▶ [WHAT IS BEING ASKED]:
When the string "world" appears in a line of the records, show the whole line.

Entries from a page text dataset:
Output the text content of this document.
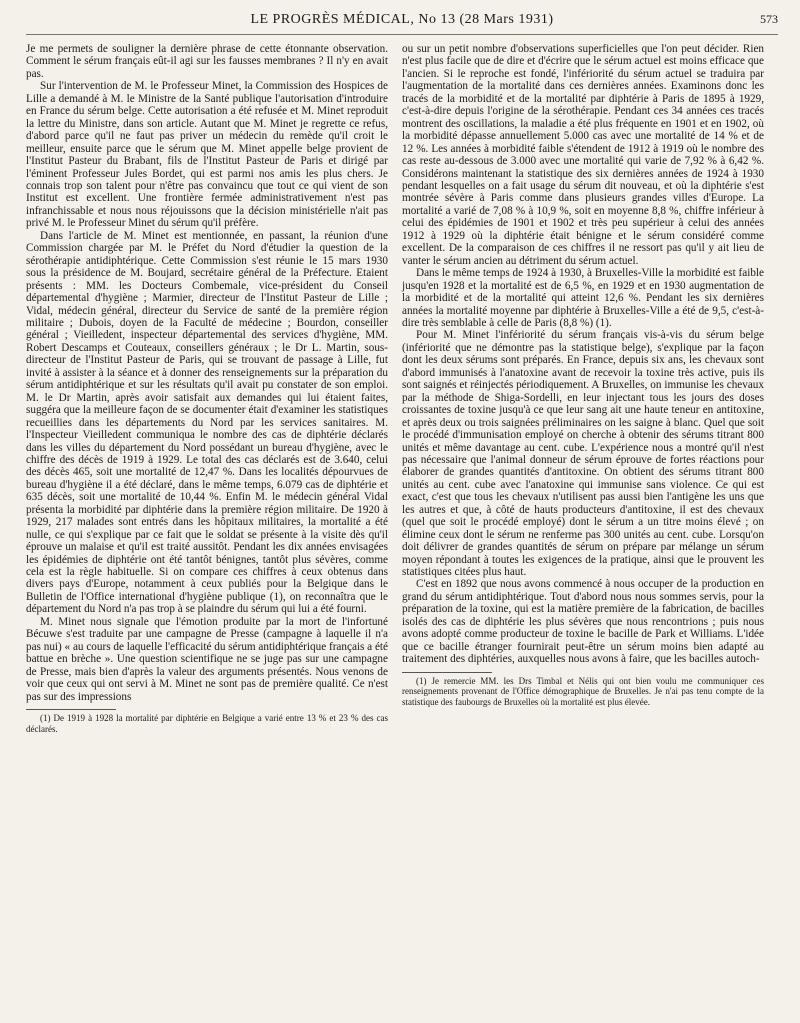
LE PROGRÈS MÉDICAL, No 13 (28 Mars 1931)	573

Je me permets de souligner la dernière phrase de cette étonnante observation. Comment le sérum français eût-il agi sur les fausses membranes ? Il n'y en avait pas.

Sur l'intervention de M. le Professeur Minet, la Commission des Hospices de Lille a demandé à M. le Ministre de la Santé publique l'autorisation d'introduire en France du sérum belge. Cette autorisation a été refusée et M. Minet reproduit la lettre du Ministre, dans son article. Autant que M. Minet je regrette ce refus, d'abord parce qu'il ne faut pas priver un médecin du remède qu'il croit le meilleur, ensuite parce que le sérum que M. Minet appelle belge provient de l'Institut Pasteur du Brabant, fils de l'Institut Pasteur de Paris et dirigé par l'éminent Professeur Jules Bordet, qui est parmi nos amis les plus chers. Je connais trop son talent pour n'être pas convaincu que tout ce qui vient de son Institut est excellent. Une frontière fermée administrativement n'est pas infranchissable et nous nous réjouissons que la décision ministérielle n'ait pas privé M. le Professeur Minet du sérum qu'il préfère.

Dans l'article de M. Minet est mentionnée, en passant, la réunion d'une Commission chargée par M. le Préfet du Nord d'étudier la question de la sérothérapie antidiphtérique. Cette Commission s'est réunie le 15 mars 1930 sous la présidence de M. Boujard, secrétaire général de la Préfecture. Etaient présents : MM. les Docteurs Combemale, vice-président du Conseil départemental d'hygiène ; Marmier, directeur de l'Institut Pasteur de Lille ; Vidal, médecin général, directeur du Service de santé de la première région militaire ; Dubois, doyen de la Faculté de médecine ; Bourdon, conseiller général ; Vieilledent, inspecteur départemental des services d'hygiène, MM. Robert Descamps et Couteaux, conseillers généraux ; le Dr L. Martin, sous-directeur de l'Institut Pasteur de Paris, qui se trouvant de passage à Lille, fut invité à assister à la séance et à donner des renseignements sur la préparation du sérum antidiphtérique et sur les résultats qu'il avait pu constater de son emploi. M. le Dr Martin, après avoir satisfait aux demandes qui lui étaient faites, suggéra que la meilleure façon de se documenter était d'examiner les statistiques recueillies dans les départements du Nord par les services sanitaires. M. l'Inspecteur Vieilledent communiqua le nombre des cas de diphtérie déclarés dans les villes du département du Nord possédant un bureau d'hygiène, avec le chiffre des décès de 1919 à 1929. Le total des cas déclarés est de 3.640, celui des décès 465, soit une mortalité de 12,47 %. Dans les localités dépourvues de bureau d'hygiène il a été déclaré, dans le même temps, 6.079 cas de diphtérie et 635 décès, soit une mortalité de 10,44 %. Enfin M. le médecin général Vidal présenta la morbidité par diphtérie dans la première région militaire. De 1920 à 1929, 217 malades sont entrés dans les hôpitaux militaires, la mortalité a été nulle, ce qui s'explique par ce fait que le soldat se présente à la visite dès qu'il éprouve un malaise et qu'il est traité aussitôt. Pendant les dix années envisagées les épidémies de diphtérie ont été tantôt bénignes, tantôt plus sévères, comme cela est la règle habituelle. Si on compare ces chiffres à ceux obtenus dans divers pays d'Europe, notamment à ceux publiés pour la Belgique dans le Bulletin de l'Office international d'hygiène publique (1), on reconnaîtra que le département du Nord n'a pas trop à se plaindre du sérum qui lui a été fourni.

M. Minet nous signale que l'émotion produite par la mort de l'infortuné Bécuwe s'est traduite par une campagne de Presse (campagne à laquelle il n'a pas nui) « au cours de laquelle l'efficacité du sérum antidiphtérique français a été battue en brèche ». Une question scientifique ne se juge pas sur une campagne de Presse, mais bien d'après la valeur des arguments présentés. Nous venons de voir que ceux qui ont servi à M. Minet ne sont pas de première qualité. Ce n'est pas sur des impressions

(1) De 1919 à 1928 la mortalité par diphtérie en Belgique a varié entre 13 % et 23 % des cas déclarés.

ou sur un petit nombre d'observations superficielles que l'on peut décider. Rien n'est plus facile que de dire et d'écrire que le sérum actuel est moins efficace que l'ancien. Si le reproche est fondé, l'infériorité du sérum actuel se traduira par l'augmentation de la mortalité dans ces dernières années. Examinons donc les tracés de la morbidité et de la mortalité par diphtérie à Paris de 1895 à 1929, c'est-à-dire depuis l'origine de la sérothérapie. Pendant ces 34 années ces tracés montrent des oscillations, la maladie a été plus fréquente en 1901 et en 1902, où la morbidité dépasse annuellement 5.000 cas avec une mortalité de 14 % et de 12 %. Les années à morbidité faible s'étendent de 1912 à 1919 où le nombre des cas reste au-dessous de 3.000 avec une mortalité qui varie de 7,92 % à 6,42 %. Considérons maintenant la statistique des six dernières années de 1924 à 1930 pendant lesquelles on a fait usage du sérum dit nouveau, et où la diphtérie s'est montrée sévère à Paris comme dans plusieurs grandes villes d'Europe. La mortalité a varié de 7,08 % à 10,9 %, soit en moyenne 8,8 %, chiffre inférieur à celui des épidémies de 1901 et 1902 et très peu supérieur à celui des années 1912 à 1929 où la diphtérie était bénigne et le sérum considéré comme excellent. De la comparaison de ces chiffres il ne ressort pas qu'il y ait lieu de vanter le sérum ancien au détriment du sérum actuel.

Dans le même temps de 1924 à 1930, à Bruxelles-Ville la morbidité est faible jusqu'en 1928 et la mortalité est de 6,5 %, en 1929 et en 1930 augmentation de la morbidité et de la mortalité qui atteint 12,6 %. Pendant les six dernières années la mortalité moyenne par diphtérie à Bruxelles-Ville a été de 9,5, c'est-à-dire très semblable à celle de Paris (8,8 %) (1).

Pour M. Minet l'infériorité du sérum français vis-à-vis du sérum belge (infériorité que ne démontre pas la statistique belge), s'explique par la façon dont les deux sérums sont préparés. En France, depuis six ans, les chevaux sont d'abord immunisés à l'anatoxine avant de recevoir la toxine très active, puis ils sont saignés et réinjectés périodiquement. A Bruxelles, on immunise les chevaux par la méthode de Shiga-Sordelli, en leur injectant tous les jours des doses croissantes de toxine jusqu'à ce que leur sang ait une haute teneur en antitoxine, et après deux ou trois saignées préliminaires on les saigne à blanc. Quel que soit le procédé d'immunisation employé on cherche à obtenir des sérums titrant 800 unités et même davantage au cent. cube. L'expérience nous a montré qu'il n'est pas nécessaire que l'animal donneur de sérum éprouve de fortes réactions pour élaborer de grandes quantités d'antitoxine. On obtient des sérums titrant 800 unités au cent. cube avec l'anatoxine qui immunise sans violence. Ce qui est exact, c'est que tous les chevaux n'utilisent pas aussi bien l'antigène les uns que les autres et que, à côté de hauts producteurs d'antitoxine, il est des chevaux (quel que soit le procédé employé) dont le sérum a un titre moins élevé ; on élimine ceux dont le sérum ne renferme pas 300 unités au cent. cube. Lorsqu'on doit délivrer de grandes quantités de sérum on prépare par mélange un sérum moyen répondant à toutes les exigences de la pratique, ainsi que le prouvent les statistiques citées plus haut.

C'est en 1892 que nous avons commencé à nous occuper de la production en grand du sérum antidiphtérique. Tout d'abord nous nous sommes servis, pour la préparation de la toxine, qui est la matière première de la fabrication, de bacilles isolés des cas de diphtérie les plus sévères que nous rencontrions ; puis nous avons adopté comme producteur de toxine le bacille de Park et Williams. L'idée que ce bacille étranger fournirait peut-être un sérum moins bien adapté au traitement des diphtéries, auxquelles nous avons à faire, que les bacilles autoch-

(1) Je remercie MM. les Drs Timbal et Nélis qui ont bien voulu me communiquer ces renseignements provenant de l'Office démographique de Bruxelles. Je n'ai pas tenu compte de la statistique des faubourgs de Bruxelles où la mortalité est plus élevée.
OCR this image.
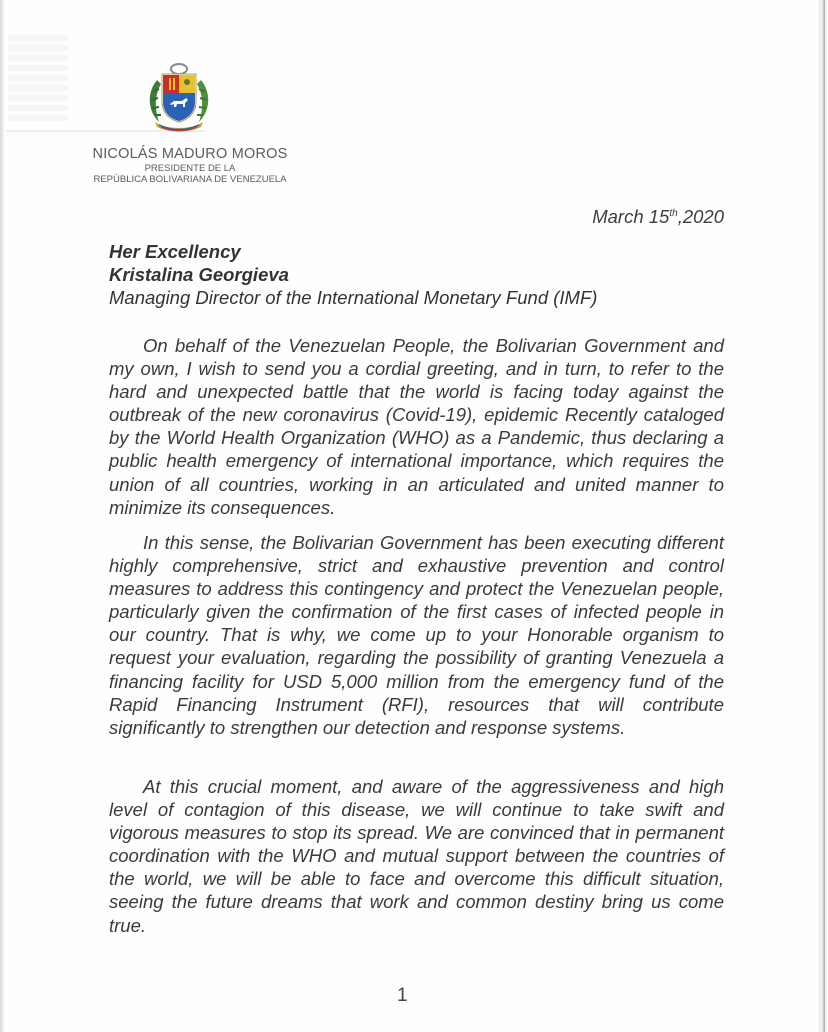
NICOLÁS MADURO MOROS
PRESIDENTE DE LA
REPÚBLICA BOLIVARIANA DE VENEZUELA
March 15th,2020
Her Excellency
Kristalina Georgieva
Managing Director of the International Monetary Fund (IMF)

On behalf of the Venezuelan People, the Bolivarian Government and my own, I wish to send you a cordial greeting, and in turn, to refer to the hard and unexpected battle that the world is facing today against the outbreak of the new coronavirus (Covid-19), epidemic Recently cataloged by the World Health Organization (WHO) as a Pandemic, thus declaring a public health emergency of international importance, which requires the union of all countries, working in an articulated and united manner to minimize its consequences.

In this sense, the Bolivarian Government has been executing different highly comprehensive, strict and exhaustive prevention and control measures to address this contingency and protect the Venezuelan people, particularly given the confirmation of the first cases of infected people in our country. That is why, we come up to your Honorable organism to request your evaluation, regarding the possibility of granting Venezuela a financing facility for USD 5,000 million from the emergency fund of the Rapid Financing Instrument (RFI), resources that will contribute significantly to strengthen our detection and response systems.

At this crucial moment, and aware of the aggressiveness and high level of contagion of this disease, we will continue to take swift and vigorous measures to stop its spread. We are convinced that in permanent coordination with the WHO and mutual support between the countries of the world, we will be able to face and overcome this difficult situation, seeing the future dreams that work and common destiny bring us come true.

1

▶ [EXPECTED ANSWER]:
On behalf of the Venezuelan People, the Bolivarian Government and my own, I wish to send you a cordial greeting, and in turn, to refer to the hard and unexpected battle that the world is facing today against the outbreak of the new coronavirus (Covid-19), epidemic Recently cataloged by the World Health Organization (WHO) as a Pandemic, thus declaring a public health emergency of international importance, which requires the union of all countries, working in an articulated and united manner to minimize its consequences.
At this crucial moment, and aware of the aggressiveness and high level of contagion of this disease, we will continue to take swift and vigorous measures to stop its spread. We are convinced that in permanent coordination with the WHO and mutual support between the countries of the world, we will be able to face and overcome this difficult situation, seeing the future dreams that work and common destiny bring us come true.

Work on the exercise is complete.